— start Data lines —
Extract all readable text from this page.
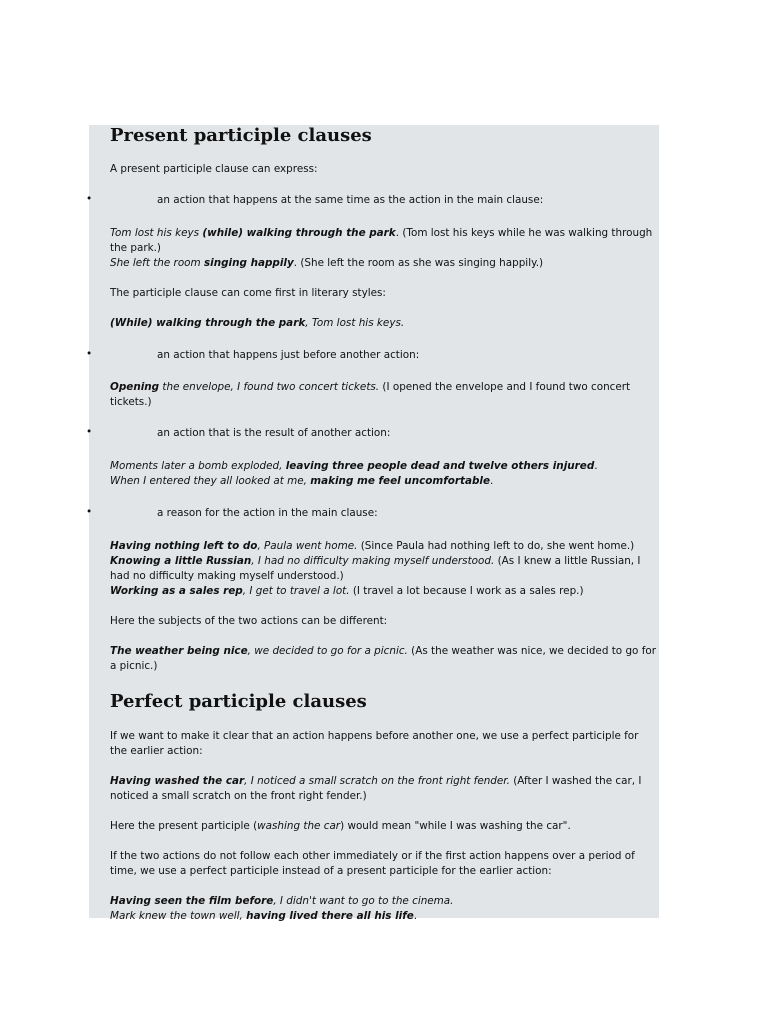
Present participle clauses

A present participle clause can express:

•	an action that happens at the same time as the action in the main clause:

Tom lost his keys (while) walking through the park. (Tom lost his keys while he was walking through the park.)

She left the room singing happily. (She left the room as she was singing happily.)

The participle clause can come first in literary styles:

(While) walking through the park, Tom lost his keys.

•	an action that happens just before another action:

Opening the envelope, I found two concert tickets. (I opened the envelope and I found two concert tickets.)

•	an action that is the result of another action:

Moments later a bomb exploded, leaving three people dead and twelve others injured.

When I entered they all looked at me, making me feel uncomfortable.

•	a reason for the action in the main clause:

Having nothing left to do, Paula went home. (Since Paula had nothing left to do, she went home.)

Knowing a little Russian, I had no difficulty making myself understood. (As I knew a little Russian, I had no difficulty making myself understood.)

Working as a sales rep, I get to travel a lot. (I travel a lot because I work as a sales rep.)

Here the subjects of the two actions can be different:

The weather being nice, we decided to go for a picnic. (As the weather was nice, we decided to go for a picnic.)

Perfect participle clauses

If we want to make it clear that an action happens before another one, we use a perfect participle for the earlier action:

Having washed the car, I noticed a small scratch on the front right fender. (After I washed the car, I noticed a small scratch on the front right fender.)

Here the present participle (washing the car) would mean "while I was washing the car".

If the two actions do not follow each other immediately or if the first action happens over a period of time, we use a perfect participle instead of a present participle for the earlier action:

Having seen the film before, I didn't want to go to the cinema.

Mark knew the town well, having lived there all his life.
— end Data lines —
§ Set task
Identify the lines of the entries containing the string "main". Copy each such line.

§ Completed exercise
•	an action that happens at the same time as the action in the main clause:
•	a reason for the action in the main clause:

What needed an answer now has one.